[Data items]
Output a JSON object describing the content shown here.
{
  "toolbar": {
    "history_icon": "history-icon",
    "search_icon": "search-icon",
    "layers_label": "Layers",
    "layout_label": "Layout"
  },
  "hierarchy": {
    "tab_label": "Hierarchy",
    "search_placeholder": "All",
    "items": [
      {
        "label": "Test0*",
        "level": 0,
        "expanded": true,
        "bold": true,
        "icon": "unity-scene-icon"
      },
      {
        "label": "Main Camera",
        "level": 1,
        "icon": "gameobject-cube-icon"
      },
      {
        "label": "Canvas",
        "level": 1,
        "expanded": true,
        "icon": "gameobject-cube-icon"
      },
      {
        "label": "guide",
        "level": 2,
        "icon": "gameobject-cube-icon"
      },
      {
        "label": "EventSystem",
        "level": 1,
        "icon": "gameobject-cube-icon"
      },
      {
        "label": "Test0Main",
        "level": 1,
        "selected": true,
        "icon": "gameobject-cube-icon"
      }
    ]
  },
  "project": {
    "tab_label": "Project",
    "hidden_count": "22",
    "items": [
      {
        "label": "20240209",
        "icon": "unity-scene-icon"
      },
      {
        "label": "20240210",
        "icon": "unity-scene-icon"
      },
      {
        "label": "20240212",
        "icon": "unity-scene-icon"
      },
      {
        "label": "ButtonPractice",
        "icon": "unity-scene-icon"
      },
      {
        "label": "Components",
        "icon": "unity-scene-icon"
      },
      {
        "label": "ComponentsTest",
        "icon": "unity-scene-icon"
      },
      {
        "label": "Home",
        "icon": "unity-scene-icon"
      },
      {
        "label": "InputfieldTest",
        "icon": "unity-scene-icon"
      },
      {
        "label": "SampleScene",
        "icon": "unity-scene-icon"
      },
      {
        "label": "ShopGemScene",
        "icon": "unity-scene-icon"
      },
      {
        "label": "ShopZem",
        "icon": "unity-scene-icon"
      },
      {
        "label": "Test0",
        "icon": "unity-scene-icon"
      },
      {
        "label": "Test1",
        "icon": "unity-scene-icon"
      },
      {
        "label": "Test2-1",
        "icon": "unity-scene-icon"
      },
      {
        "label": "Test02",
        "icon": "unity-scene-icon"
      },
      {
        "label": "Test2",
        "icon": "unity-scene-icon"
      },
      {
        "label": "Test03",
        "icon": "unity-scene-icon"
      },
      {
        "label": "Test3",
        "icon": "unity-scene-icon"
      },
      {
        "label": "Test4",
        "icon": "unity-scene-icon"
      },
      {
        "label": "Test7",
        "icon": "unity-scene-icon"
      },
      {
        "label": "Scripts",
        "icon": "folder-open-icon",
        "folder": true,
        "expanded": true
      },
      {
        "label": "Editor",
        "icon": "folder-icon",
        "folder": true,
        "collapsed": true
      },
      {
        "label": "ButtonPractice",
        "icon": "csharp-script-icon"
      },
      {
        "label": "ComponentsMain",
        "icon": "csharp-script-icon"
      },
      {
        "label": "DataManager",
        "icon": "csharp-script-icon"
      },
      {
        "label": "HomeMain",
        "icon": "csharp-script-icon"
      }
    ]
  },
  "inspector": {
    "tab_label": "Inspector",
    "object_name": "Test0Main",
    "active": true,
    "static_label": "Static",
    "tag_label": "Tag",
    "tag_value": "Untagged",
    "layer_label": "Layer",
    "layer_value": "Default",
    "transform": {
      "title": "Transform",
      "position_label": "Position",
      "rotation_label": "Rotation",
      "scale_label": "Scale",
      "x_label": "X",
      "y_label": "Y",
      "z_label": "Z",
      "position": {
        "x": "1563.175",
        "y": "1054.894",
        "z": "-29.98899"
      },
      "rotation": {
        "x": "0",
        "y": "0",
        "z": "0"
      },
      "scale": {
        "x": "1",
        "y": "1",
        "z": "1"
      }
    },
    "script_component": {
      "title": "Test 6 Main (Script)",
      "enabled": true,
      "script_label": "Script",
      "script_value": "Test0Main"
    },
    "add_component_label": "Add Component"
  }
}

> _GIVEN INSTRUCTION_
Take the entries above and copy them out exactly.

> _OUTPUT FOR THIS EXERCISE_
Output a JSON object describing the content shown here.
{
  "toolbar": {
    "history_icon": "history-icon",
    "search_icon": "search-icon",
    "layers_label": "Layers",
    "layout_label": "Layout"
  },
  "hierarchy": {
    "tab_label": "Hierarchy",
    "search_placeholder": "All",
    "items": [
      {
        "label": "Test0*",
        "level": 0,
        "expanded": true,
        "bold": true,
        "icon": "unity-scene-icon"
      },
      {
        "label": "Main Camera",
        "level": 1,
        "icon": "gameobject-cube-icon"
      },
      {
        "label": "Canvas",
        "level": 1,
        "expanded": true,
        "icon": "gameobject-cube-icon"
      },
      {
        "label": "guide",
        "level": 2,
        "icon": "gameobject-cube-icon"
      },
      {
        "label": "EventSystem",
        "level": 1,
        "icon": "gameobject-cube-icon"
      },
      {
        "label": "Test0Main",
        "level": 1,
        "selected": true,
        "icon": "gameobject-cube-icon"
      }
    ]
  },
  "project": {
    "tab_label": "Project",
    "hidden_count": "22",
    "items": [
      {
        "label": "20240209",
        "icon": "unity-scene-icon"
      },
      {
        "label": "20240210",
        "icon": "unity-scene-icon"
      },
      {
        "label": "20240212",
        "icon": "unity-scene-icon"
      },
      {
        "label": "ButtonPractice",
        "icon": "unity-scene-icon"
      },
      {
        "label": "Components",
        "icon": "unity-scene-icon"
      },
      {
        "label": "ComponentsTest",
        "icon": "unity-scene-icon"
      },
      {
        "label": "Home",
        "icon": "unity-scene-icon"
      },
      {
        "label": "InputfieldTest",
        "icon": "unity-scene-icon"
      },
      {
        "label": "SampleScene",
        "icon": "unity-scene-icon"
      },
      {
        "label": "ShopGemScene",
        "icon": "unity-scene-icon"
      },
      {
        "label": "ShopZem",
        "icon": "unity-scene-icon"
      },
      {
        "label": "Test0",
        "icon": "unity-scene-icon"
      },
      {
        "label": "Test1",
        "icon": "unity-scene-icon"
      },
      {
        "label": "Test2-1",
        "icon": "unity-scene-icon"
      },
      {
        "label": "Test02",
        "icon": "unity-scene-icon"
      },
      {
        "label": "Test2",
        "icon": "unity-scene-icon"
      },
      {
        "label": "Test03",
        "icon": "unity-scene-icon"
      },
      {
        "label": "Test3",
        "icon": "unity-scene-icon"
      },
      {
        "label": "Test4",
        "icon": "unity-scene-icon"
      },
      {
        "label": "Test7",
        "icon": "unity-scene-icon"
      },
      {
        "label": "Scripts",
        "icon": "folder-open-icon",
        "folder": true,
        "expanded": true
      },
      {
        "label": "Editor",
        "icon": "folder-icon",
        "folder": true,
        "collapsed": true
      },
      {
        "label": "ButtonPractice",
        "icon": "csharp-script-icon"
      },
      {
        "label": "ComponentsMain",
        "icon": "csharp-script-icon"
      },
      {
        "label": "DataManager",
        "icon": "csharp-script-icon"
      },
      {
        "label": "HomeMain",
        "icon": "csharp-script-icon"
      }
    ]
  },
  "inspector": {
    "tab_label": "Inspector",
    "object_name": "Test0Main",
    "active": true,
    "static_label": "Static",
    "tag_label": "Tag",
    "tag_value": "Untagged",
    "layer_label": "Layer",
    "layer_value": "Default",
    "transform": {
      "title": "Transform",
      "position_label": "Position",
      "rotation_label": "Rotation",
      "scale_label": "Scale",
      "x_label": "X",
      "y_label": "Y",
      "z_label": "Z",
      "position": {
        "x": "1563.175",
        "y": "1054.894",
        "z": "-29.98899"
      },
      "rotation": {
        "x": "0",
        "y": "0",
        "z": "0"
      },
      "scale": {
        "x": "1",
        "y": "1",
        "z": "1"
      }
    },
    "script_component": {
      "title": "Test 6 Main (Script)",
      "enabled": true,
      "script_label": "Script",
      "script_value": "Test0Main"
    },
    "add_component_label": "Add Component"
  }
}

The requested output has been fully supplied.